WHAT IS EXPECTED »
Restate the data exactly as given and keep the pictures out.

RECORDS PROVIDED »
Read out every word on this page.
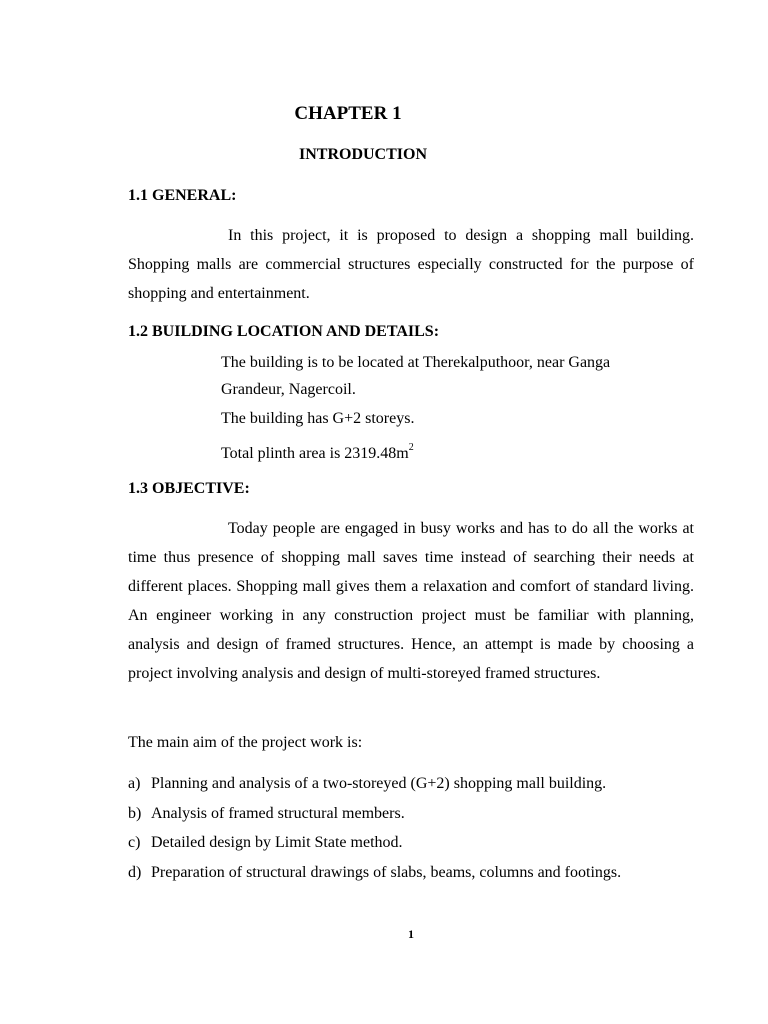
CHAPTER 1
INTRODUCTION
1.1 GENERAL:
In this project, it is proposed to design a shopping mall building. Shopping malls are commercial structures especially constructed for the purpose of shopping and entertainment.
1.2 BUILDING LOCATION AND DETAILS:
The building is to be located at Therekalputhoor, near Ganga
Grandeur, Nagercoil.
The building has G+2 storeys.
Total plinth area is $2319.48m^2$
1.3 OBJECTIVE:
Today people are engaged in busy works and has to do all the works at time thus presence of shopping mall saves time instead of searching their needs at different places. Shopping mall gives them a relaxation and comfort of standard living. An engineer working in any construction project must be familiar with planning, analysis and design of framed structures. Hence, an attempt is made by choosing a project involving analysis and design of multi-storeyed framed structures.
The main aim of the project work is:
a) Planning and analysis of a two-storeyed (G+2) shopping mall building.
b) Analysis of framed structural members.
c) Detailed design by Limit State method.
d) Preparation of structural drawings of slabs, beams, columns and footings.
1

SOLVED EXERCISE »
Read out every word on this page.
CHAPTER 1
INTRODUCTION
1.1 GENERAL:
In this project, it is proposed to design a shopping mall building. Shopping malls are commercial structures especially constructed for the purpose of shopping and entertainment.
1.2 BUILDING LOCATION AND DETAILS:
The building is to be located at Therekalputhoor, near Ganga
Grandeur, Nagercoil.
The building has G+2 storeys.
Total plinth area is $2319.48m^2$
1.3 OBJECTIVE:
Today people are engaged in busy works and has to do all the works at time thus presence of shopping mall saves time instead of searching their needs at different places. Shopping mall gives them a relaxation and comfort of standard living. An engineer working in any construction project must be familiar with planning, analysis and design of framed structures. Hence, an attempt is made by choosing a project involving analysis and design of multi-storeyed framed structures.
The main aim of the project work is:
a) Planning and analysis of a two-storeyed (G+2) shopping mall building.
b) Analysis of framed structural members.
c) Detailed design by Limit State method.
d) Preparation of structural drawings of slabs, beams, columns and footings.
1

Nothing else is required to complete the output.